[Rows from a figure dataset]

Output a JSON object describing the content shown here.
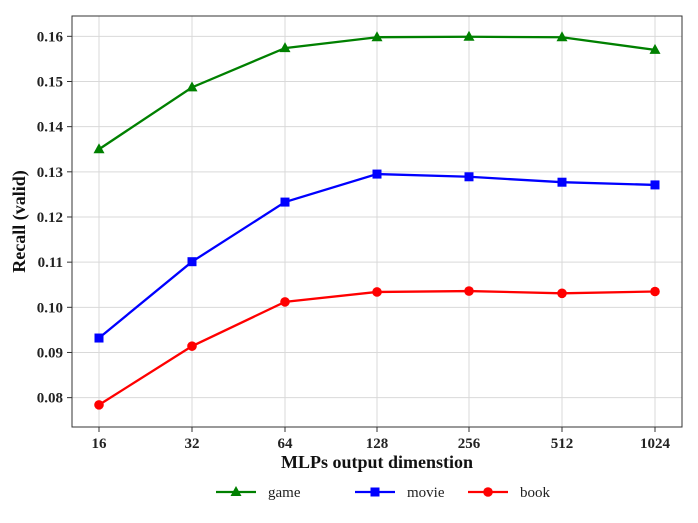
{
  "chart_data": {
    "type": "line",
    "title": "",
    "xlabel": "MLPs output dimenstion",
    "ylabel": "Recall (valid)",
    "categories": [
      "16",
      "32",
      "64",
      "128",
      "256",
      "512",
      "1024"
    ],
    "ylim": [
      0.0735,
      0.1645
    ],
    "yticks": [
      "0.08",
      "0.09",
      "0.10",
      "0.11",
      "0.12",
      "0.13",
      "0.14",
      "0.15",
      "0.16"
    ],
    "grid": true,
    "legend_position": "bottom-center",
    "series": [
      {
        "name": "game",
        "color": "#008000",
        "marker": "triangle",
        "values": [
          0.135,
          0.1487,
          0.1574,
          0.1598,
          0.1599,
          0.1598,
          0.157
        ]
      },
      {
        "name": "movie",
        "color": "#0000ff",
        "marker": "square",
        "values": [
          0.0932,
          0.1101,
          0.1233,
          0.1295,
          0.1289,
          0.1277,
          0.1271
        ]
      },
      {
        "name": "book",
        "color": "#ff0000",
        "marker": "circle",
        "values": [
          0.0784,
          0.0914,
          0.1012,
          0.1034,
          0.1036,
          0.1031,
          0.1035
        ]
      }
    ]
  }
}
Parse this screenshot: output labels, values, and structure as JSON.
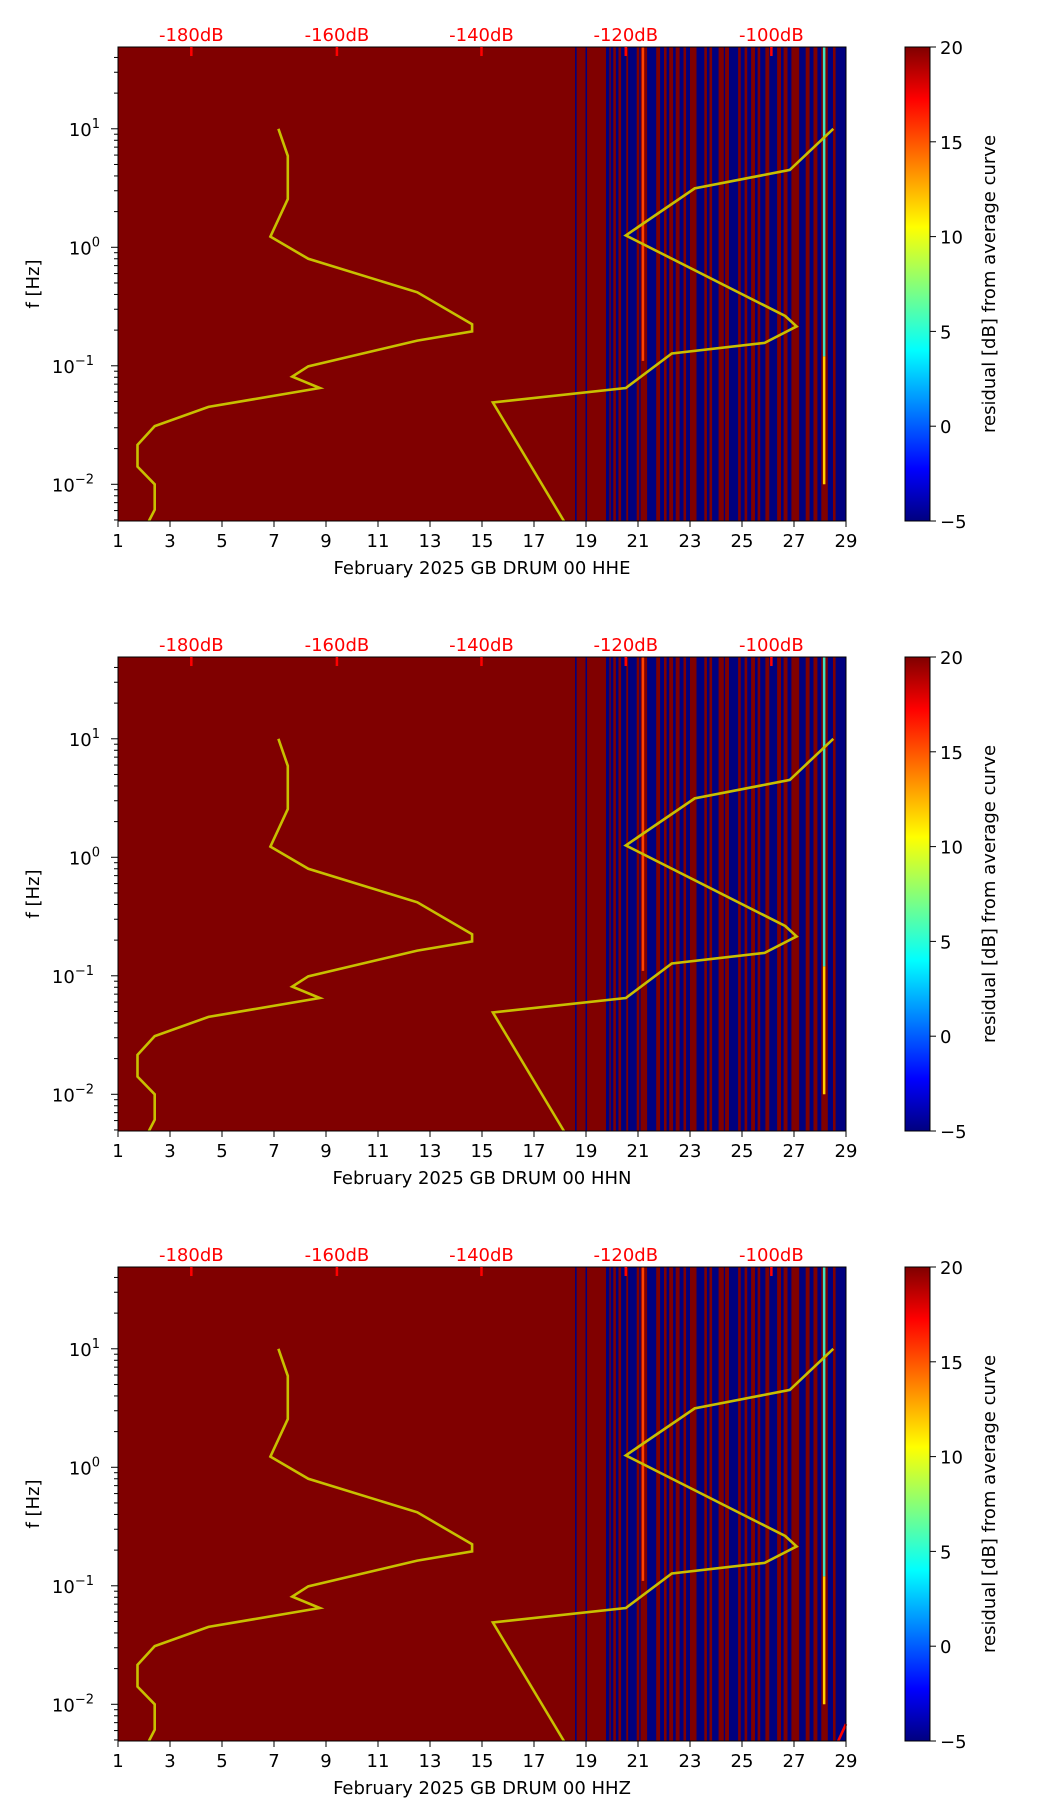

Stated task:
Make an exact copy of every record, pictures excluded.

Final result:
Output a JSON object describing the content shown here.
{
  "chart_data": {
    "type": "line",
    "title": "",
    "xlabel": "MLPs output dimenstion",
    "ylabel": "Recall (valid)",
    "categories": [
      "16",
      "32",
      "64",
      "128",
      "256",
      "512",
      "1024"
    ],
    "ylim": [
      0.0735,
      0.1645
    ],
    "yticks": [
      "0.08",
      "0.09",
      "0.10",
      "0.11",
      "0.12",
      "0.13",
      "0.14",
      "0.15",
      "0.16"
    ],
    "grid": true,
    "legend_position": "bottom-center",
    "series": [
      {
        "name": "game",
        "color": "#008000",
        "marker": "triangle",
        "values": [
          0.135,
          0.1487,
          0.1574,
          0.1598,
          0.1599,
          0.1598,
          0.157
        ]
      },
      {
        "name": "movie",
        "color": "#0000ff",
        "marker": "square",
        "values": [
          0.0932,
          0.1101,
          0.1233,
          0.1295,
          0.1289,
          0.1277,
          0.1271
        ]
      },
      {
        "name": "book",
        "color": "#ff0000",
        "marker": "circle",
        "values": [
          0.0784,
          0.0914,
          0.1012,
          0.1034,
          0.1036,
          0.1031,
          0.1035
        ]
      }
    ]
  }
}
Parse this screenshot: output labels, values, and structure as JSON.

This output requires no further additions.